___ The input
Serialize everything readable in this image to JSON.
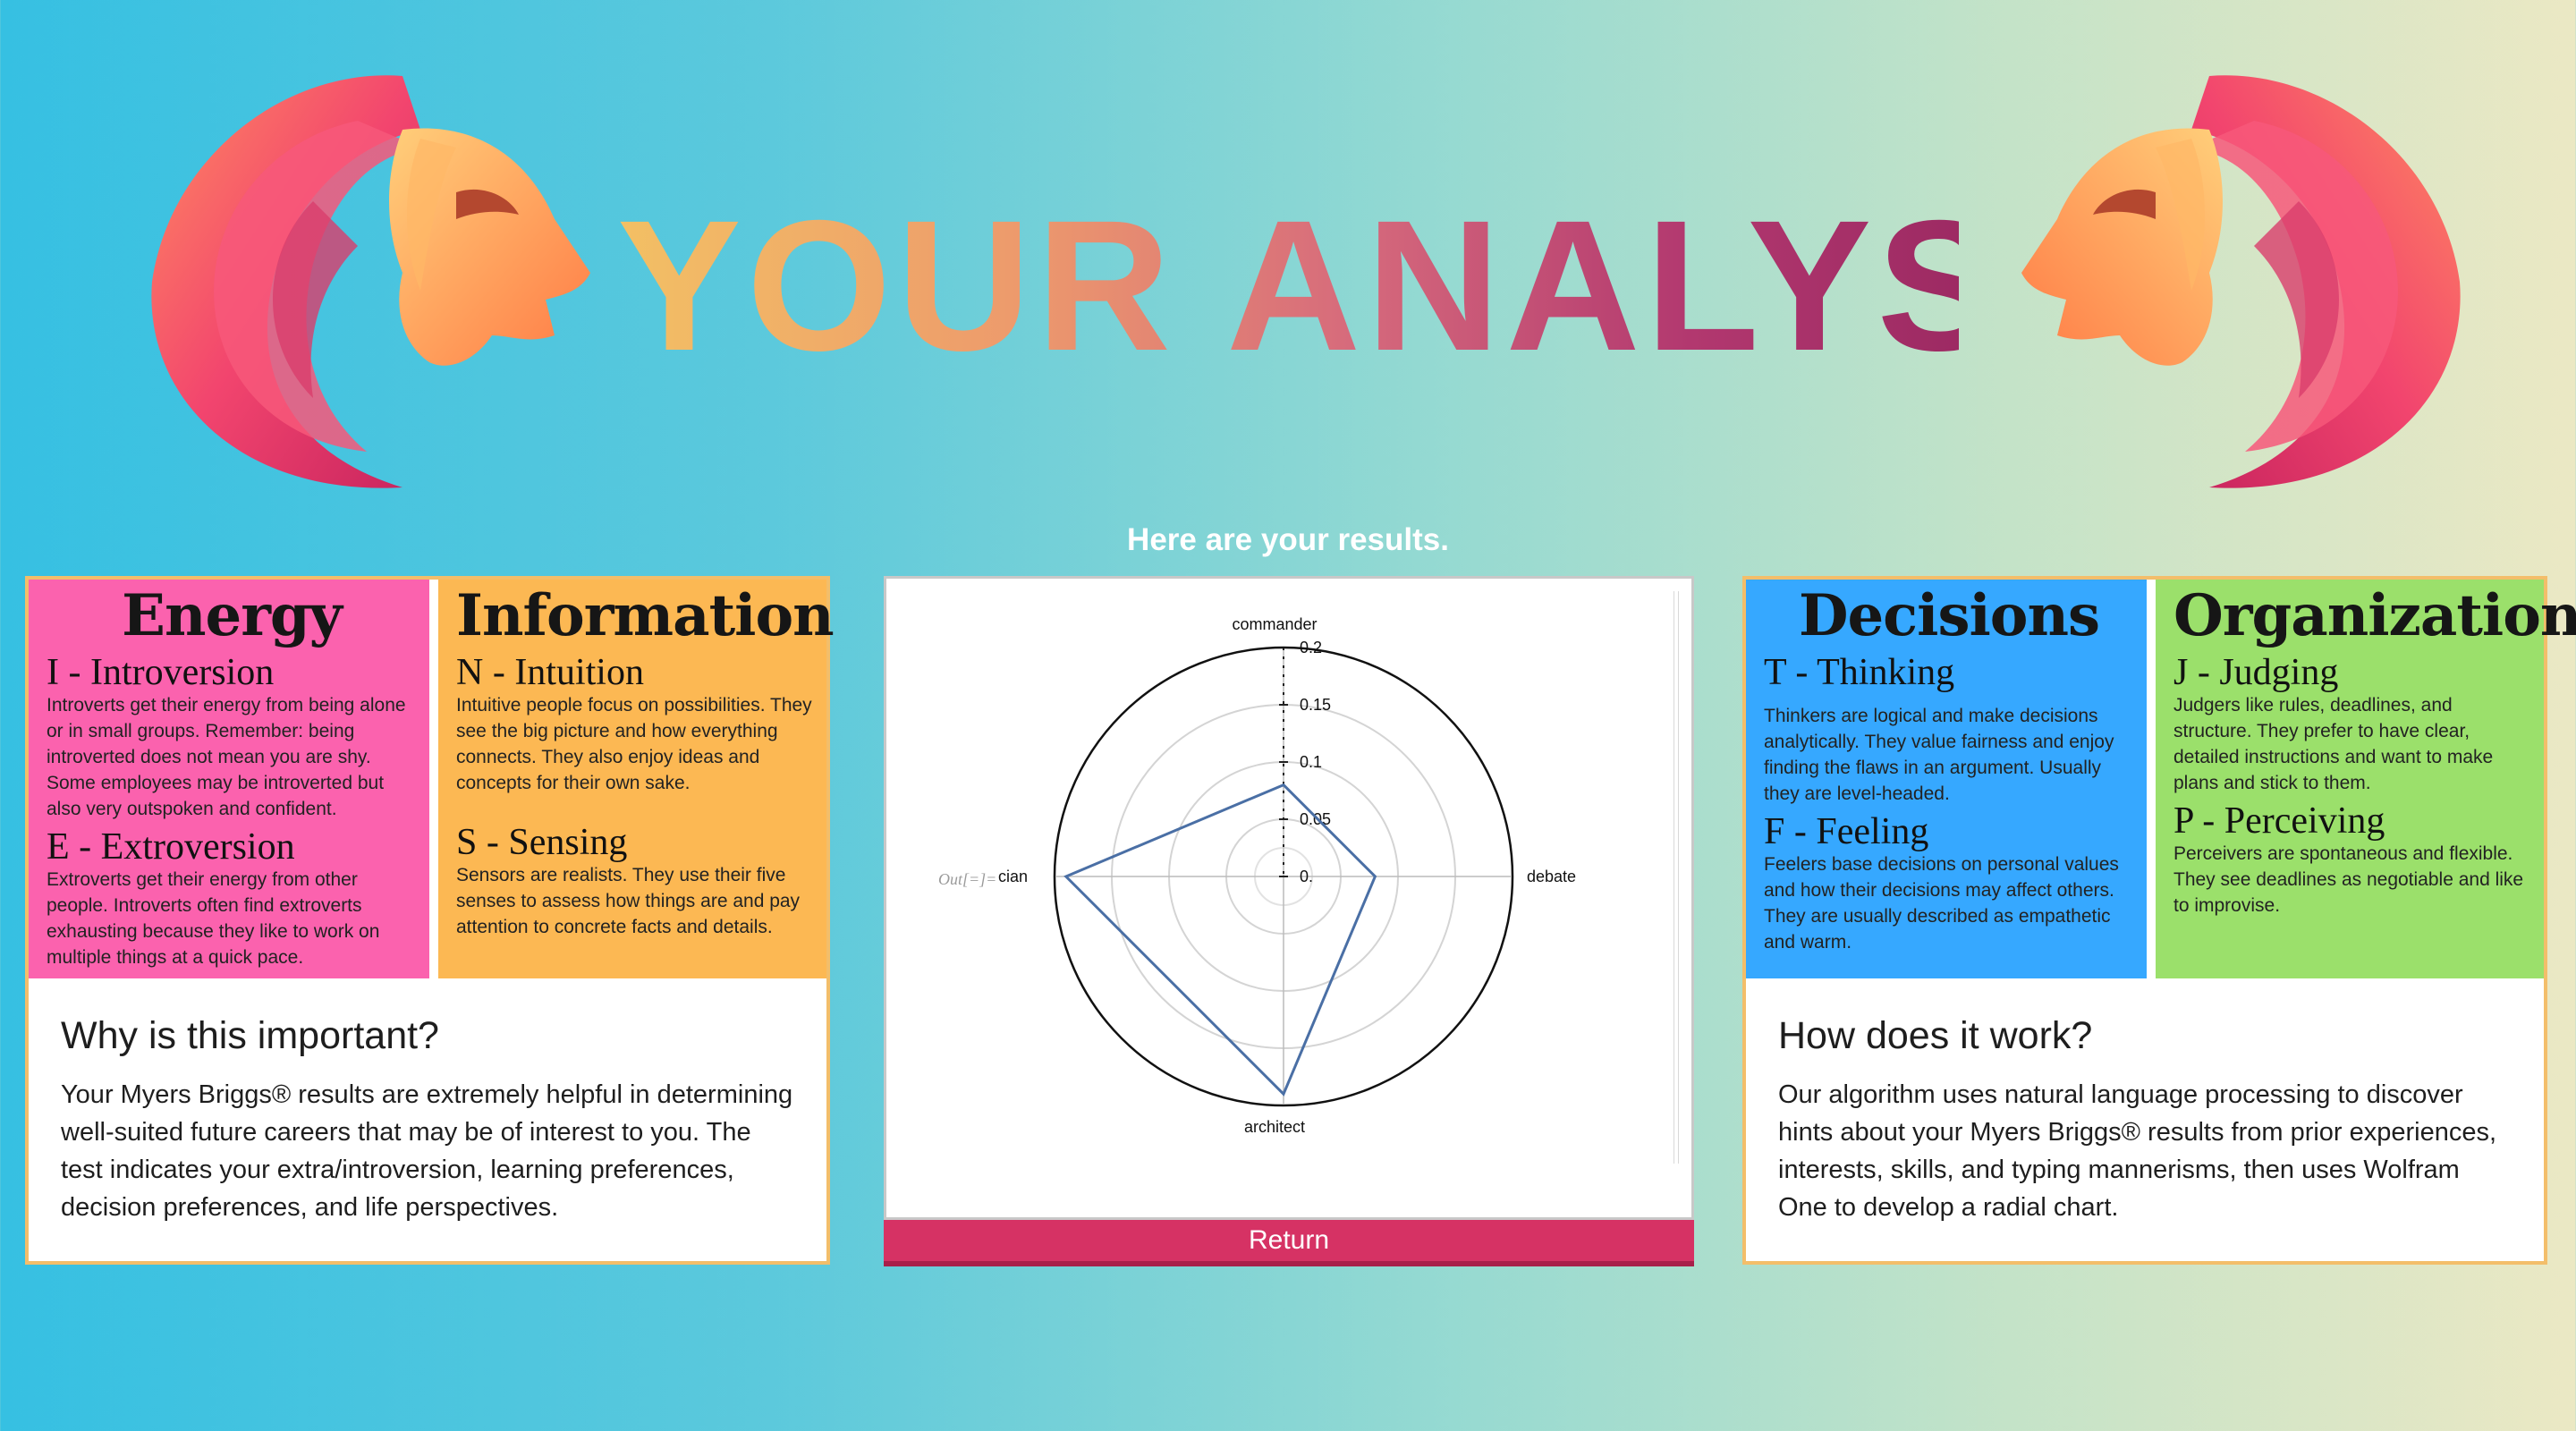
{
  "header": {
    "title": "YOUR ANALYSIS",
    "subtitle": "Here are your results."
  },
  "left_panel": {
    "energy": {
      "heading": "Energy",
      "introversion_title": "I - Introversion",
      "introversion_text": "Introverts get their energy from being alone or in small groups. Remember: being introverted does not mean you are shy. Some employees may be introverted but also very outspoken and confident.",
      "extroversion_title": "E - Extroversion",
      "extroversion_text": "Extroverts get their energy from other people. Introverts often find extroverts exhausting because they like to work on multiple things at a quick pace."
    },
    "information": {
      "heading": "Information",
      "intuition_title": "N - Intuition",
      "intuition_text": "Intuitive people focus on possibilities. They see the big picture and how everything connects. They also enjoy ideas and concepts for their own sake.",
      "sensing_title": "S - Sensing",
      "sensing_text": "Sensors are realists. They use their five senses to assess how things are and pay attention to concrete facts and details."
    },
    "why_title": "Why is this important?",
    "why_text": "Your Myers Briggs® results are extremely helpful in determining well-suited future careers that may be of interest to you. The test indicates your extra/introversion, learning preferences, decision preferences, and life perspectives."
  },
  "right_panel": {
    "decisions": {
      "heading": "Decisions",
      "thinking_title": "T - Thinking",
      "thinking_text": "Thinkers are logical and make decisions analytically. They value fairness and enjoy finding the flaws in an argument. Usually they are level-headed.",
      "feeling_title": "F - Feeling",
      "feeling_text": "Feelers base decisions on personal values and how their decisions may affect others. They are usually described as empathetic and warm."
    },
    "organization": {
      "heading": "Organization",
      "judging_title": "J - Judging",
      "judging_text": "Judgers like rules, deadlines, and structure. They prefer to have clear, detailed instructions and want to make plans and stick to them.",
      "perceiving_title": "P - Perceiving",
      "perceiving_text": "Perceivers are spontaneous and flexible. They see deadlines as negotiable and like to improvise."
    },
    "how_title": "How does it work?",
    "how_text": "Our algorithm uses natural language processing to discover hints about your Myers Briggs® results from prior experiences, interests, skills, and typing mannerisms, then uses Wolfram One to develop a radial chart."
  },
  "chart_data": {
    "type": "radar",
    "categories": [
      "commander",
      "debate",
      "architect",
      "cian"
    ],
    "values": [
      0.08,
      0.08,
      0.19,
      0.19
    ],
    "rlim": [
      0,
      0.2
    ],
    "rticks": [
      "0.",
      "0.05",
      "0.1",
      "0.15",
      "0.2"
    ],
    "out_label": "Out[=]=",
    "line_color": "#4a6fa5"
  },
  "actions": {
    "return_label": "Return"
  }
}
______
___ The input
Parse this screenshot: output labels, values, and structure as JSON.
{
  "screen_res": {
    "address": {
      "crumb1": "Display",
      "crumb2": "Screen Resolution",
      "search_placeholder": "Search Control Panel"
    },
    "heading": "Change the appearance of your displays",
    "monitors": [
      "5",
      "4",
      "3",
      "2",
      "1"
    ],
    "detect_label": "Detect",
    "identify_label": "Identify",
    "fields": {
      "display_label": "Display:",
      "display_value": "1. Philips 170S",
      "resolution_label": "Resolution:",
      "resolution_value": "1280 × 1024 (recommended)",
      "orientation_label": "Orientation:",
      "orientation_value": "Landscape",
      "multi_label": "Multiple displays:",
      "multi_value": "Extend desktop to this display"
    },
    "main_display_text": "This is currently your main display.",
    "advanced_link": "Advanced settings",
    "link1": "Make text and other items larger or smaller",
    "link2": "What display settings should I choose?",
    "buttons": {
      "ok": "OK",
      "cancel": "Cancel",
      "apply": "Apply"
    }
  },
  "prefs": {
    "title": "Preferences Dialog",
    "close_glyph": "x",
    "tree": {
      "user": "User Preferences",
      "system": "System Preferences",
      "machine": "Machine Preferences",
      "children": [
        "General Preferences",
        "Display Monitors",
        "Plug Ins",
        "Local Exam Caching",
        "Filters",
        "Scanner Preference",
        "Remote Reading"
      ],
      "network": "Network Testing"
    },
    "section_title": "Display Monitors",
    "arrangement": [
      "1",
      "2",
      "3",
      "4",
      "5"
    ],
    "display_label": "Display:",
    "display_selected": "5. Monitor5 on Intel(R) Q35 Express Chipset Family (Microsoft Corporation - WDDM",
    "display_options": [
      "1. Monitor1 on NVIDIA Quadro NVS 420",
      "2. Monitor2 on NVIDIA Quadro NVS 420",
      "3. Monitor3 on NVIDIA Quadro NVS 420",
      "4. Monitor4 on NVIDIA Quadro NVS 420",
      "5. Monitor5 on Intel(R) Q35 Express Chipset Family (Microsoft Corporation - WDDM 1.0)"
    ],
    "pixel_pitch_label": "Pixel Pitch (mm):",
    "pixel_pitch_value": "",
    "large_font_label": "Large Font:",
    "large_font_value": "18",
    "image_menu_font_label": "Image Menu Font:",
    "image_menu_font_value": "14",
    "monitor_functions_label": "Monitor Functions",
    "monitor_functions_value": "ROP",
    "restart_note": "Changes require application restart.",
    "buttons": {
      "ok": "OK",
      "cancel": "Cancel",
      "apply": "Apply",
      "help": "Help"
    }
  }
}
______
___ The input
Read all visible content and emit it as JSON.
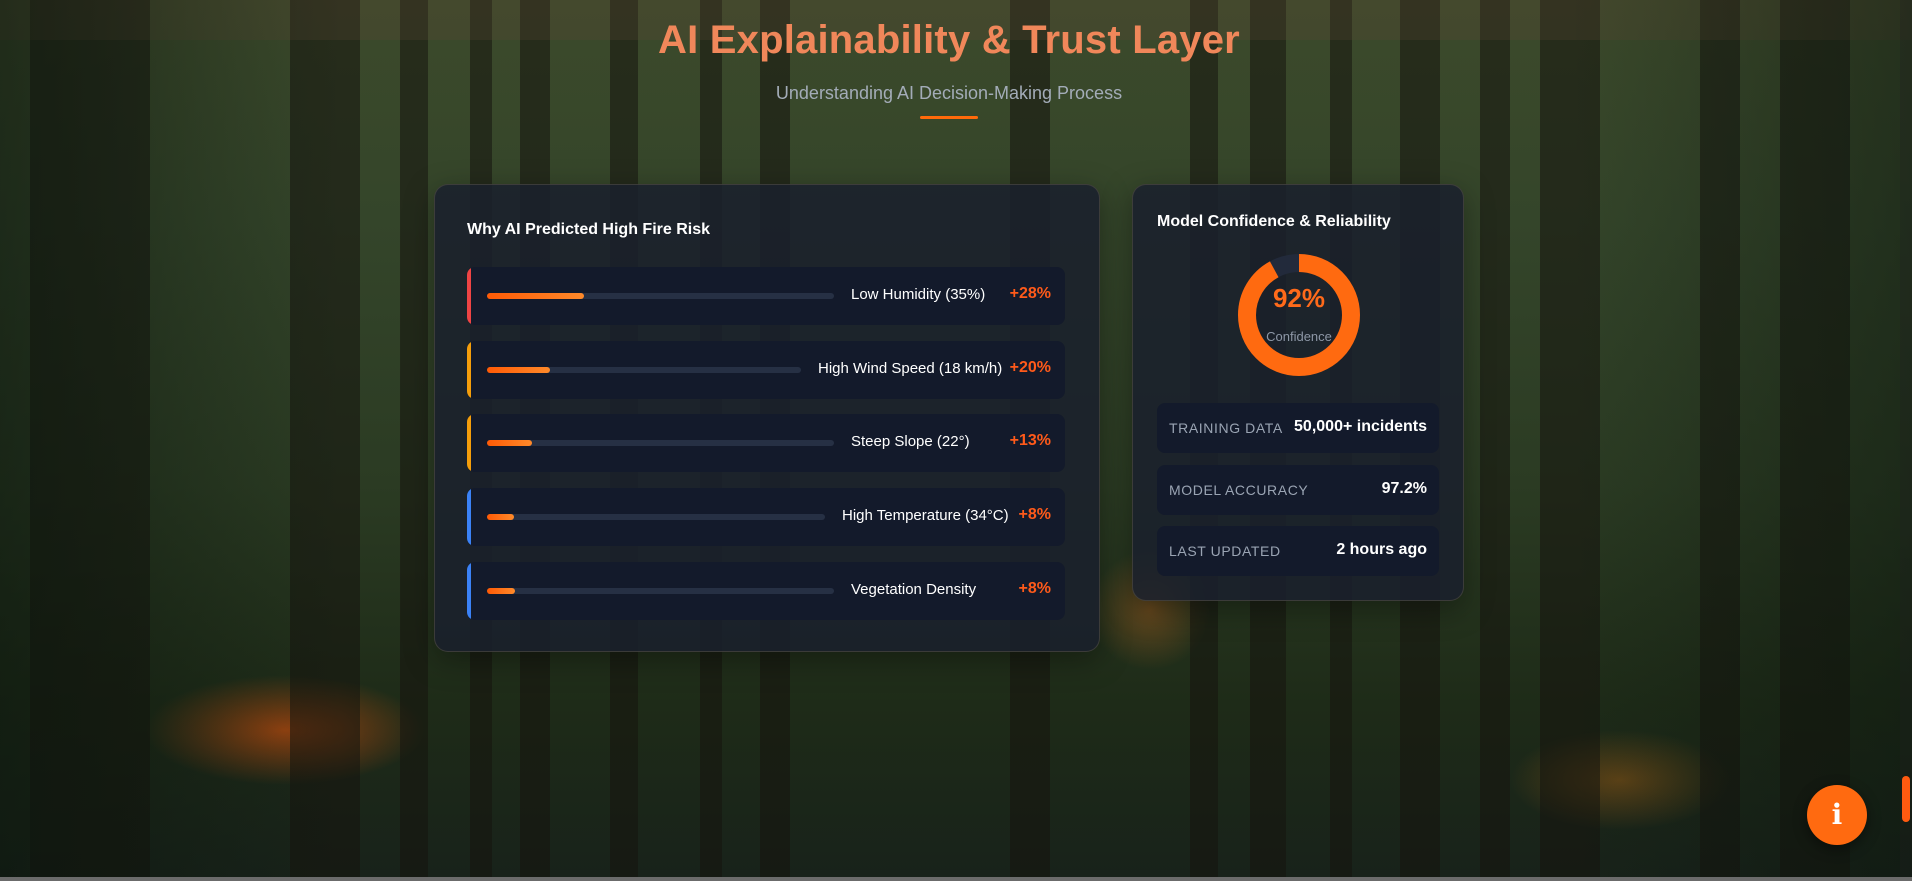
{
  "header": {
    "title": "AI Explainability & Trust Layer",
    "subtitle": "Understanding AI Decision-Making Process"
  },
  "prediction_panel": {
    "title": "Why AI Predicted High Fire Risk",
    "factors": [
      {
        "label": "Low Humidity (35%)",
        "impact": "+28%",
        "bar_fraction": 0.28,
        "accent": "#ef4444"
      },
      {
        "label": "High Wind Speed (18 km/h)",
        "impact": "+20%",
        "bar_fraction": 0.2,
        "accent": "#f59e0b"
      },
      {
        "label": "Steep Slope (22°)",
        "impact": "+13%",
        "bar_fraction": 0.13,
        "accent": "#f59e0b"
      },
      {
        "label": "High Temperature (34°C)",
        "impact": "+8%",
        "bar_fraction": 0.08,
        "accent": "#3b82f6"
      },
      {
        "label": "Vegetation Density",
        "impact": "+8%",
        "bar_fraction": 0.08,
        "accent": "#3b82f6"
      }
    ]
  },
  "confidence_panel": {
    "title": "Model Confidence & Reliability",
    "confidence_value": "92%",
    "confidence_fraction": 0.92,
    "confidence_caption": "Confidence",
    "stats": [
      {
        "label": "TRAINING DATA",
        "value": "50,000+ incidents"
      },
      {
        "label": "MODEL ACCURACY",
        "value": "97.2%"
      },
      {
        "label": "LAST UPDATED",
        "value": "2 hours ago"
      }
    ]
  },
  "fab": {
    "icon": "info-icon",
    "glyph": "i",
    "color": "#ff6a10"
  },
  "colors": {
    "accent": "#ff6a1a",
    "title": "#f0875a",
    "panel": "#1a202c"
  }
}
______
◆ Written request: What is the number of lines in the listing above that contain the string "heading"? Give only the number.

◆ Full response: 5